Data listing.
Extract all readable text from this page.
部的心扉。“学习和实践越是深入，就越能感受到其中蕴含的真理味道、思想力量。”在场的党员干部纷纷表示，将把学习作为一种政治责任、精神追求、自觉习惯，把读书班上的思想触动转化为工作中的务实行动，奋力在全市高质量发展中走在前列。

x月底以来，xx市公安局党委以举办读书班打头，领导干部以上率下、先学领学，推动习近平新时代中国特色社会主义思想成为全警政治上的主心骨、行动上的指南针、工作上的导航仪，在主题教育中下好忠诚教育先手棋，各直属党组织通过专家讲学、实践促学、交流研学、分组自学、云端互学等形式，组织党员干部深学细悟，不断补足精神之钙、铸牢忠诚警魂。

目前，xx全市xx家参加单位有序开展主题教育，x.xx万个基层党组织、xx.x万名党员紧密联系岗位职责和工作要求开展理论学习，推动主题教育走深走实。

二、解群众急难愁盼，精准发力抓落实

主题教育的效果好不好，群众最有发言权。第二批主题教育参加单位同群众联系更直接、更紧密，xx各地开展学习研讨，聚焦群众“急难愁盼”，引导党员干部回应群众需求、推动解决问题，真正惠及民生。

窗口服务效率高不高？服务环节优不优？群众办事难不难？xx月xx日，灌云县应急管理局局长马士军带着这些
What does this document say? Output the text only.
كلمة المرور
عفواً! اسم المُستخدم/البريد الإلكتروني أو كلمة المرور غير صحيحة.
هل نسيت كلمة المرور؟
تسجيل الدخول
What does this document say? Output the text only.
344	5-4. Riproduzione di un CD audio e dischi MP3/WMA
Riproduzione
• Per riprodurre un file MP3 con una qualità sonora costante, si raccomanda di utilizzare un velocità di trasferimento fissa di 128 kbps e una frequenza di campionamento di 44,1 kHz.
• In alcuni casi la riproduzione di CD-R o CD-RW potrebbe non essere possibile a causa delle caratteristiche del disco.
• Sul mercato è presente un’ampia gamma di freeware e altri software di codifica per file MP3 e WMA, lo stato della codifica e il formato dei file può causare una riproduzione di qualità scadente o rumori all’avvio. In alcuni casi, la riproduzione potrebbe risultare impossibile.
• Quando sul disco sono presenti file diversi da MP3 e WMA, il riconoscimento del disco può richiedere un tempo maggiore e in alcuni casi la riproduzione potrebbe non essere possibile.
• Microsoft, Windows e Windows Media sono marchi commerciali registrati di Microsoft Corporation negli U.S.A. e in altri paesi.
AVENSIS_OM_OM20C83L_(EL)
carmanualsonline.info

Problem requirements. Where a line holds "altri", copy that line.

Solution to this problem.
• Sul mercato è presente un’ampia gamma di freeware e altri software di codifica per file MP3 e WMA, lo stato della codifica e il formato dei file può causare una riproduzione di qualità scadente o rumori all’avvio. In alcuni casi, la riproduzione potrebbe risultare impossibile.
• Microsoft, Windows e Windows Media sono marchi commerciali registrati di Microsoft Corporation negli U.S.A. e in altri paesi.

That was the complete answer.